[Stored records]
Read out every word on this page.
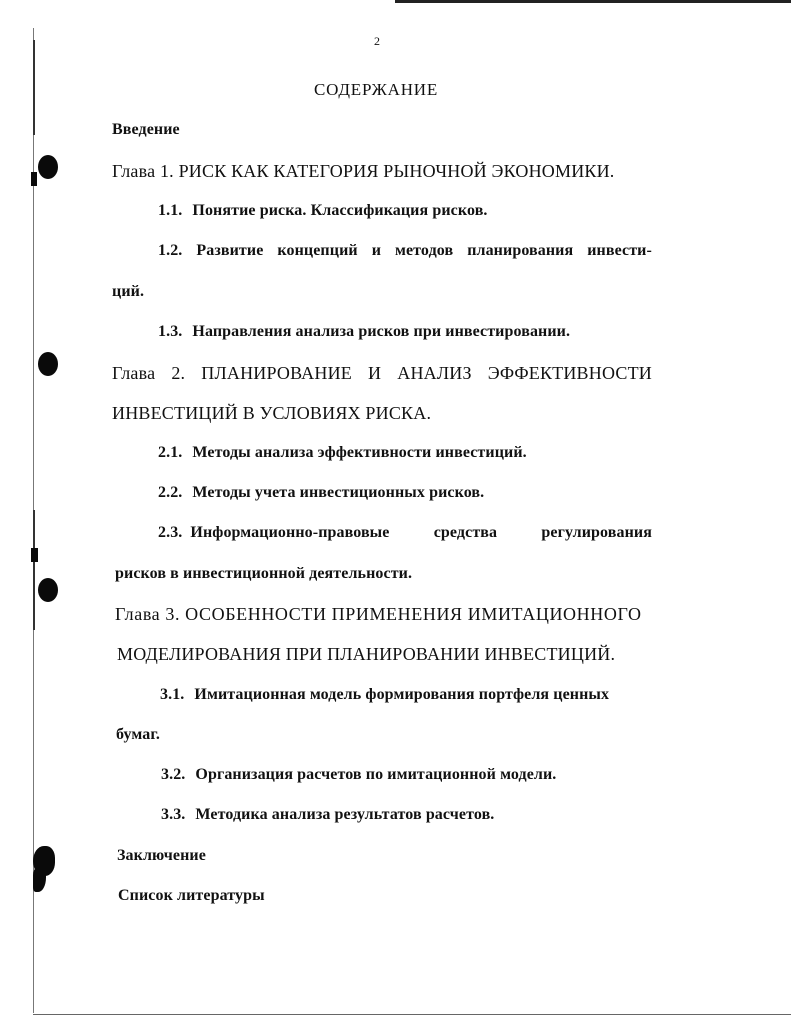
2
СОДЕРЖАНИЕ
Введение
Глава 1. РИСК КАК КАТЕГОРИЯ РЫНОЧНОЙ ЭКОНОМИКИ.
1.1. Понятие риска. Классификация рисков.
1.2. Развитие концепций и методов планирования инвести-
ций.
1.3. Направления анализа рисков при инвестировании.
Глава 2. ПЛАНИРОВАНИЕ И АНАЛИЗ ЭФФЕКТИВНОСТИ
ИНВЕСТИЦИЙ В УСЛОВИЯХ РИСКА.
2.1. Методы анализа эффективности инвестиций.
2.2. Методы учета инвестиционных рисков.
2.3. Информационно-правовые	средства	регулирования
рисков в инвестиционной деятельности.
Глава 3. ОСОБЕННОСТИ ПРИМЕНЕНИЯ ИМИТАЦИОННОГО
МОДЕЛИРОВАНИЯ ПРИ ПЛАНИРОВАНИИ ИНВЕСТИЦИЙ.
3.1. Имитационная модель формирования портфеля ценных
бумаг.
3.2. Организация расчетов по имитационной модели.
3.3. Методика анализа результатов расчетов.
Заключение
Список литературы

[What to do]
Set every line down exactly as written, leaving each picture out.

[Solved exercise]
Read out every word on this page.
2
СОДЕРЖАНИЕ
Введение
Глава 1. РИСК КАК КАТЕГОРИЯ РЫНОЧНОЙ ЭКОНОМИКИ.
1.1. Понятие риска. Классификация рисков.
1.2. Развитие концепций и методов планирования инвести-
ций.
1.3. Направления анализа рисков при инвестировании.
Глава 2. ПЛАНИРОВАНИЕ И АНАЛИЗ ЭФФЕКТИВНОСТИ
ИНВЕСТИЦИЙ В УСЛОВИЯХ РИСКА.
2.1. Методы анализа эффективности инвестиций.
2.2. Методы учета инвестиционных рисков.
2.3. Информационно-правовые	средства	регулирования
рисков в инвестиционной деятельности.
Глава 3. ОСОБЕННОСТИ ПРИМЕНЕНИЯ ИМИТАЦИОННОГО
МОДЕЛИРОВАНИЯ ПРИ ПЛАНИРОВАНИИ ИНВЕСТИЦИЙ.
3.1. Имитационная модель формирования портфеля ценных
бумаг.
3.2. Организация расчетов по имитационной модели.
3.3. Методика анализа результатов расчетов.
Заключение
Список литературы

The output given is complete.